[Figure collection entries]
[Begin]
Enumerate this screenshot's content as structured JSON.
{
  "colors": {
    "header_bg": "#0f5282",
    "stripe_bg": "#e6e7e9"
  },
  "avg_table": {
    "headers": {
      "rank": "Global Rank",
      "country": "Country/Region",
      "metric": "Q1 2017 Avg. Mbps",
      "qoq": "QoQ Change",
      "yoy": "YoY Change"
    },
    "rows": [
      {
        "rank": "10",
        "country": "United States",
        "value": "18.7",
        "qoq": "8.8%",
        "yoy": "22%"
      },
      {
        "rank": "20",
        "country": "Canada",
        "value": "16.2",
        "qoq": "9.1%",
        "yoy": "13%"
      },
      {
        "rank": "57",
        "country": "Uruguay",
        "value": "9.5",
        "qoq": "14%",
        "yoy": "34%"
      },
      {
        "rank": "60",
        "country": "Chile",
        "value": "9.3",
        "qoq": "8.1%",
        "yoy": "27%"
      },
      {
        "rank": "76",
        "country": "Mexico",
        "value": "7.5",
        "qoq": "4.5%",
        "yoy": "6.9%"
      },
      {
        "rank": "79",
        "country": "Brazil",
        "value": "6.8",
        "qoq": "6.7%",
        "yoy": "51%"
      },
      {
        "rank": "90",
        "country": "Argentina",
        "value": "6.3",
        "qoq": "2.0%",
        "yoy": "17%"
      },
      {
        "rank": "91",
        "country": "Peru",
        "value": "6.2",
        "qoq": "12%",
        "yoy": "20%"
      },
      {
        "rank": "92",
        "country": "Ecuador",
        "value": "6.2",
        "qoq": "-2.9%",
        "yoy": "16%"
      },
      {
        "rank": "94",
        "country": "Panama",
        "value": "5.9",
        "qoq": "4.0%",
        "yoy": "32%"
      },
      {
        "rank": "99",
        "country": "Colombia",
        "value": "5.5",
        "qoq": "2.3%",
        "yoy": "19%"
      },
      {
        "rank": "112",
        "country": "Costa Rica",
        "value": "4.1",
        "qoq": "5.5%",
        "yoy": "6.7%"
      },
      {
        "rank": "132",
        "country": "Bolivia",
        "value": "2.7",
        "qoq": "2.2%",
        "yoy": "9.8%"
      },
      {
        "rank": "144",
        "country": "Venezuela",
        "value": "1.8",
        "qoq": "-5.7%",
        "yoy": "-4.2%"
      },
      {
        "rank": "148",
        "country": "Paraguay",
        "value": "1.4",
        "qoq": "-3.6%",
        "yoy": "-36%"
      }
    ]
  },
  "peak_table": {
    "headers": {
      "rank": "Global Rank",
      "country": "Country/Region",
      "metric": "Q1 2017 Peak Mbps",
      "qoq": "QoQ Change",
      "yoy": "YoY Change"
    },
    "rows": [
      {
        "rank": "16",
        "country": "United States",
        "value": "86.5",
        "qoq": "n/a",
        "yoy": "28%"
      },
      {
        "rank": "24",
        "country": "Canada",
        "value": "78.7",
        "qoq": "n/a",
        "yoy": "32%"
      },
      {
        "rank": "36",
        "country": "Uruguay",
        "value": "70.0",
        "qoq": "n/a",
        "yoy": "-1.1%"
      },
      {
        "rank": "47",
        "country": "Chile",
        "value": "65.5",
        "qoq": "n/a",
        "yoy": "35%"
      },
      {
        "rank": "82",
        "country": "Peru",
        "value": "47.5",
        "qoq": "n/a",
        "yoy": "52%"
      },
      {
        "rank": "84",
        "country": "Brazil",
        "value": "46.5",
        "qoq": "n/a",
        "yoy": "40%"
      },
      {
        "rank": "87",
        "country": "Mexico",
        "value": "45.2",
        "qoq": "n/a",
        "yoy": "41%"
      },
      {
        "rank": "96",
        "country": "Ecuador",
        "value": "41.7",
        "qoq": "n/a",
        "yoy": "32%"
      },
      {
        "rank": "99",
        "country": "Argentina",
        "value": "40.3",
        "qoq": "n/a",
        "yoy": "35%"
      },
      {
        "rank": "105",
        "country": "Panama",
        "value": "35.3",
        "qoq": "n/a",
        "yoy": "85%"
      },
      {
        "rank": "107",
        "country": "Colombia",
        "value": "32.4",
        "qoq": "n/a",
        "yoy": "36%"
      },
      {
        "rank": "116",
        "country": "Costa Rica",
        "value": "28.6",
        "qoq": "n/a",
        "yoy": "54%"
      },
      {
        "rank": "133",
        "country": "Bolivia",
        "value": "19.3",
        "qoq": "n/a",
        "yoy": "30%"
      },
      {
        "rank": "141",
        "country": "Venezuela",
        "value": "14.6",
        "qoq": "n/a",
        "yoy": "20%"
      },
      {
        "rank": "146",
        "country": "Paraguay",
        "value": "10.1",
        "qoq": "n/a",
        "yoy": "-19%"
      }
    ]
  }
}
[End]
* AIM OF THE TASK *
Filter the listing above for the string "Mbps" and copy every matching line.

* SOLUTION FOR THIS PROBLEM *
      "metric": "Q1 2017 Avg. Mbps",
      "metric": "Q1 2017 Peak Mbps",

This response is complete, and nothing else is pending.